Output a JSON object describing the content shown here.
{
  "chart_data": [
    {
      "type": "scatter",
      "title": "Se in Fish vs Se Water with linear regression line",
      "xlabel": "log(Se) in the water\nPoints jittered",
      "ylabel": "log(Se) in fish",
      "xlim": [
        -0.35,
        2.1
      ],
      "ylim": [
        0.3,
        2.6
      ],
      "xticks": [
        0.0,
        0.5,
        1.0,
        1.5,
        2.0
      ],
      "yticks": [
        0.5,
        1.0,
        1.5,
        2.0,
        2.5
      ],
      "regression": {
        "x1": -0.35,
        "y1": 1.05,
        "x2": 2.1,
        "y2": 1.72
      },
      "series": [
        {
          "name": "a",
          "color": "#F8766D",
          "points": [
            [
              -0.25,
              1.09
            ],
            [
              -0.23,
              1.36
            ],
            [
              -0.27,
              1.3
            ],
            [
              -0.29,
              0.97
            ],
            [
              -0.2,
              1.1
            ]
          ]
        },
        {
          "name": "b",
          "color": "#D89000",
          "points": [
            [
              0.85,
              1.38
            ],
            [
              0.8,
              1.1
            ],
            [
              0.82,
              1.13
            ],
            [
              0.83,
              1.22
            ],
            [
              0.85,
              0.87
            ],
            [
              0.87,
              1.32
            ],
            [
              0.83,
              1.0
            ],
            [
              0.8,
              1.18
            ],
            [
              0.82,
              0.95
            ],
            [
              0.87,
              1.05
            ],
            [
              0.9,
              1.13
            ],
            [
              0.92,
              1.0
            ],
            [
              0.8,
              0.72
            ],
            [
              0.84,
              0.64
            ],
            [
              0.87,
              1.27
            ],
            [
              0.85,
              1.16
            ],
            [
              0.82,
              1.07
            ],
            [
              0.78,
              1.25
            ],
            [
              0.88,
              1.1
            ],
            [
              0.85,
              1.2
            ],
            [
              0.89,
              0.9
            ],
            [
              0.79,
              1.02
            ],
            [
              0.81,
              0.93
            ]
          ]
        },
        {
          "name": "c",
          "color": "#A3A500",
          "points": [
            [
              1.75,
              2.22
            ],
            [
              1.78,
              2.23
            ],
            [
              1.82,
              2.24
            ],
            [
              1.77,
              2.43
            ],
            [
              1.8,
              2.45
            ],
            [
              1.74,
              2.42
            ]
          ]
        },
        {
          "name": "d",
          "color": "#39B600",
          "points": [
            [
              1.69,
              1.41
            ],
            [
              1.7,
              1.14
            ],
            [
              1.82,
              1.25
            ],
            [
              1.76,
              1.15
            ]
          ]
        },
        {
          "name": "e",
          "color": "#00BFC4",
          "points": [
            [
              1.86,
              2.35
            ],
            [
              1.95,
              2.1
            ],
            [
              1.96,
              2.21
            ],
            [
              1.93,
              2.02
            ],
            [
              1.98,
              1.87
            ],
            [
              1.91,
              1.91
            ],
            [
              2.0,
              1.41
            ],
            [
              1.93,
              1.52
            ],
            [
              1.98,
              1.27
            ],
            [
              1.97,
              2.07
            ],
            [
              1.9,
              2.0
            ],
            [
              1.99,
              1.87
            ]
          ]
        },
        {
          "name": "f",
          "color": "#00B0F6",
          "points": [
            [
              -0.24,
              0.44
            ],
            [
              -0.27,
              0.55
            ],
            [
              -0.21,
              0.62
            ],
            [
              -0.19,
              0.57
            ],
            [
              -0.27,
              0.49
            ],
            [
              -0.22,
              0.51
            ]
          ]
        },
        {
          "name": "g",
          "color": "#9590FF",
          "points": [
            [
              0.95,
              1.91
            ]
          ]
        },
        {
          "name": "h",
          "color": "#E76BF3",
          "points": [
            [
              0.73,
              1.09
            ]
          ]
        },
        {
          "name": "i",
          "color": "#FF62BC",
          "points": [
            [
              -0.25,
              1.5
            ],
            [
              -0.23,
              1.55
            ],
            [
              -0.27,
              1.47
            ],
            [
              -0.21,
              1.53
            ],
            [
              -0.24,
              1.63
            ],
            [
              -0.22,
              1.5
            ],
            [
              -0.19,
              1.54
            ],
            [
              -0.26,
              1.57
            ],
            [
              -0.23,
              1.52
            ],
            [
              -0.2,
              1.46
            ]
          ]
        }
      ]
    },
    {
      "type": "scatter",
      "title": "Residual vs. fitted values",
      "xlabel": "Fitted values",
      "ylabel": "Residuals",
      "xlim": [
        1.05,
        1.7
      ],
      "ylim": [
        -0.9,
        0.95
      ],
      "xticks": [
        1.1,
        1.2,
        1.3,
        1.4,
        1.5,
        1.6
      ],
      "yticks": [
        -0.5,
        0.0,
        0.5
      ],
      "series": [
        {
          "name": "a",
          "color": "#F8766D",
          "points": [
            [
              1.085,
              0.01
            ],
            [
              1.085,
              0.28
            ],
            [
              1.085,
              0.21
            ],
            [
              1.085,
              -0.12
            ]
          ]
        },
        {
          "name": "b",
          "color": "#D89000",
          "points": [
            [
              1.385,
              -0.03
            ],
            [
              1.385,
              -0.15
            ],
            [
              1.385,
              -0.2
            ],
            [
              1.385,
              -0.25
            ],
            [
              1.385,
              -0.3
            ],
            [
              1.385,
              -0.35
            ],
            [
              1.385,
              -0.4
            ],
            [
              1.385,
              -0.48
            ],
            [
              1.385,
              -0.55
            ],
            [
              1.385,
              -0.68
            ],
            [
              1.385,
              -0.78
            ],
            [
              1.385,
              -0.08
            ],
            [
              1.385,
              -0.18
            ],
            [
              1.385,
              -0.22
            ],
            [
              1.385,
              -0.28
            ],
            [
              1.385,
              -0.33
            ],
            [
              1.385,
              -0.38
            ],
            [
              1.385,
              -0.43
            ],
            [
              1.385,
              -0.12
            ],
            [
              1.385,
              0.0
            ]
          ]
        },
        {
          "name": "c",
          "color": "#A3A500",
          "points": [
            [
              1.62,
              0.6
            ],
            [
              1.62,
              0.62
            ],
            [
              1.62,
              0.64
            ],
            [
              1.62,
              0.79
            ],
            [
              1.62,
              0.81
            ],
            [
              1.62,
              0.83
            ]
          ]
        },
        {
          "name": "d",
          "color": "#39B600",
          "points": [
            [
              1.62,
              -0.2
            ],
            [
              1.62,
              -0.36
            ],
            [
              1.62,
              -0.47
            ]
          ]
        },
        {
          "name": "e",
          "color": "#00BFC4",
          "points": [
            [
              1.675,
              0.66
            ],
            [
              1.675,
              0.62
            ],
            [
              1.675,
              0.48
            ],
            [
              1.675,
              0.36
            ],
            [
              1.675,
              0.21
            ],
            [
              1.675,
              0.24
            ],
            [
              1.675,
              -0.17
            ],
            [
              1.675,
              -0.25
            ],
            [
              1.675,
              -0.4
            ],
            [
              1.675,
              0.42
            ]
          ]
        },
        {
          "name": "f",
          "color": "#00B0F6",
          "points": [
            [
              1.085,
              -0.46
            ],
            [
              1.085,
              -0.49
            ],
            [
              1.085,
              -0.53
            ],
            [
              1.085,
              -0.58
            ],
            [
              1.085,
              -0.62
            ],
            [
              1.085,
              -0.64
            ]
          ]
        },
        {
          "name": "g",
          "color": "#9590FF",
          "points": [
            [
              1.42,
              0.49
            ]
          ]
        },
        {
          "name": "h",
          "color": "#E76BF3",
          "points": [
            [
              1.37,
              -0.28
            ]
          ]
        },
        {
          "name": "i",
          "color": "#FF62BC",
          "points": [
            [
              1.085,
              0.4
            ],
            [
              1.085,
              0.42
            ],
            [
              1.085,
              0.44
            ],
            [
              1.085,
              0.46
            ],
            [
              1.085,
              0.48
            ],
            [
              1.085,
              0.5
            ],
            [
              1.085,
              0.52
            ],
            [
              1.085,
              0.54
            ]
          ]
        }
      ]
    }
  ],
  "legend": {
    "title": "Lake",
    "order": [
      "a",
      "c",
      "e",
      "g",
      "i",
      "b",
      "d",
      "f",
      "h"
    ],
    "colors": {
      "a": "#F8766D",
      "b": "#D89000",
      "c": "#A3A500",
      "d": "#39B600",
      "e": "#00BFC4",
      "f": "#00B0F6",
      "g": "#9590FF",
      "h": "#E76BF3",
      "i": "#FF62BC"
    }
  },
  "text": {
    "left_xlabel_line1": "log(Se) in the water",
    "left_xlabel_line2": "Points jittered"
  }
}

Short task:
Report only the number of lines that hold the string "regression" in this listing.

Output:
2